◆ What is needed: Check every line below for the word "ETtoday健康雲" and copy the ones that have it.
--- Data lines ---
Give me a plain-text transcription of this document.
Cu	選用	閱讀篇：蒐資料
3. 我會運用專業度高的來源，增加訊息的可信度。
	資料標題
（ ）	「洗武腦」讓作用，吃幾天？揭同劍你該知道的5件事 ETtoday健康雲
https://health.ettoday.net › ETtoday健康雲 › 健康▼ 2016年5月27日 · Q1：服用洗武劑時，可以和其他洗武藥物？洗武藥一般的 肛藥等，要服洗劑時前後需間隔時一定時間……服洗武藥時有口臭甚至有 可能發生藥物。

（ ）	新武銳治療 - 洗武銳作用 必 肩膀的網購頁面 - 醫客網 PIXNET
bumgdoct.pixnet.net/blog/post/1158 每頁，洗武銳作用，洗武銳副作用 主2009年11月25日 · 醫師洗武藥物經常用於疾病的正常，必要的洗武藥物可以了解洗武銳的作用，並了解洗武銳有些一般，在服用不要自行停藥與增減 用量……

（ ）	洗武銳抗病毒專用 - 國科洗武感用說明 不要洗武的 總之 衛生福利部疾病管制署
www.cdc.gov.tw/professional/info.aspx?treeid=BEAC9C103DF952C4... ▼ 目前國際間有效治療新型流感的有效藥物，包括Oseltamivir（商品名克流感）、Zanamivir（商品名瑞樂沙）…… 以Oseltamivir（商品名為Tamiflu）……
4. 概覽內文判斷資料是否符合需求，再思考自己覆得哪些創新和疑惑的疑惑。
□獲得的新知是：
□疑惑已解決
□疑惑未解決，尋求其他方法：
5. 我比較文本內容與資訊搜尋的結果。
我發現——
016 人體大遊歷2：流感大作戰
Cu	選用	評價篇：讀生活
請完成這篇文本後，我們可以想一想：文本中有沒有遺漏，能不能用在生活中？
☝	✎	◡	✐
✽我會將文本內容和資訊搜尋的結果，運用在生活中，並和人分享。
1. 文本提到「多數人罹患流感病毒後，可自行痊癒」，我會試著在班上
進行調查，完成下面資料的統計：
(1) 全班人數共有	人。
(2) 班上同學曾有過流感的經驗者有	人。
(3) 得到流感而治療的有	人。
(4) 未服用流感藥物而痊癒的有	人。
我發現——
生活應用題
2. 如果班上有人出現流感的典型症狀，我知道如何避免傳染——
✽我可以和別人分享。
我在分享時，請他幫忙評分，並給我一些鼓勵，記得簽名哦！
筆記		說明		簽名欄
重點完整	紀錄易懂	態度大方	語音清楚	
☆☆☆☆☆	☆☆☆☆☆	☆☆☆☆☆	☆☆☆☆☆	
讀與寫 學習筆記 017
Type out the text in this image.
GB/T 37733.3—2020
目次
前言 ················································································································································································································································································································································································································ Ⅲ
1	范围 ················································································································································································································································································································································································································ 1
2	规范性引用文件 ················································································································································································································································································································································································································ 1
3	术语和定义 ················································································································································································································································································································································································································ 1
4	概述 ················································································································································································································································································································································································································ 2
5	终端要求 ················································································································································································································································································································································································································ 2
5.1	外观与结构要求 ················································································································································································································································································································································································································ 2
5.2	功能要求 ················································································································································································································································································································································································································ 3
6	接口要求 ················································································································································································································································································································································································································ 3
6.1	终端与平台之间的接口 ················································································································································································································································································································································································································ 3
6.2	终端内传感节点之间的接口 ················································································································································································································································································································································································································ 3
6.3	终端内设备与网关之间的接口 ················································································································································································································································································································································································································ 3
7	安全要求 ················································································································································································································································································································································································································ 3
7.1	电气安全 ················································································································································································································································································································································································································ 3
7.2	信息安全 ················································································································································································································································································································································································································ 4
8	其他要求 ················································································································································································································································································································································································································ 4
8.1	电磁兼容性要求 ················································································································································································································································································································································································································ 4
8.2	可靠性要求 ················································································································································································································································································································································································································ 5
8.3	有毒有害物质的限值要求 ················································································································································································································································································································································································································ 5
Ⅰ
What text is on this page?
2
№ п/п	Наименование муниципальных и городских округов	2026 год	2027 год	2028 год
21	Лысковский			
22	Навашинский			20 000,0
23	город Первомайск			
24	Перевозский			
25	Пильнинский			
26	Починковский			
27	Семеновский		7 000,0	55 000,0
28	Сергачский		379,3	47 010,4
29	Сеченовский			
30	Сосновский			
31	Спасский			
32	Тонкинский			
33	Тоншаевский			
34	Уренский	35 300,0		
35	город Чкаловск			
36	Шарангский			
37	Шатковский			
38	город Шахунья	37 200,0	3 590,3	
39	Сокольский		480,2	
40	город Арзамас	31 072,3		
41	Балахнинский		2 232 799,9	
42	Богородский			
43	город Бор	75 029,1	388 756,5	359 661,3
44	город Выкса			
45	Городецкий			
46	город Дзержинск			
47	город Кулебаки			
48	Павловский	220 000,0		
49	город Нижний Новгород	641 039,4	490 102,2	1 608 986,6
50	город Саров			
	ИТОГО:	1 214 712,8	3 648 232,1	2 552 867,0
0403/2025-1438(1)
---
◆ Completed exercise:
（ ）	「洗武腦」讓作用，吃幾天？揭同劍你該知道的5件事 ETtoday健康雲
https://health.ettoday.net › ETtoday健康雲 › 健康▼ 2016年5月27日 · Q1：服用洗武劑時，可以和其他洗武藥物？洗武藥一般的 肛藥等，要服洗劑時前後需間隔時一定時間……服洗武藥時有口臭甚至有 可能發生藥物。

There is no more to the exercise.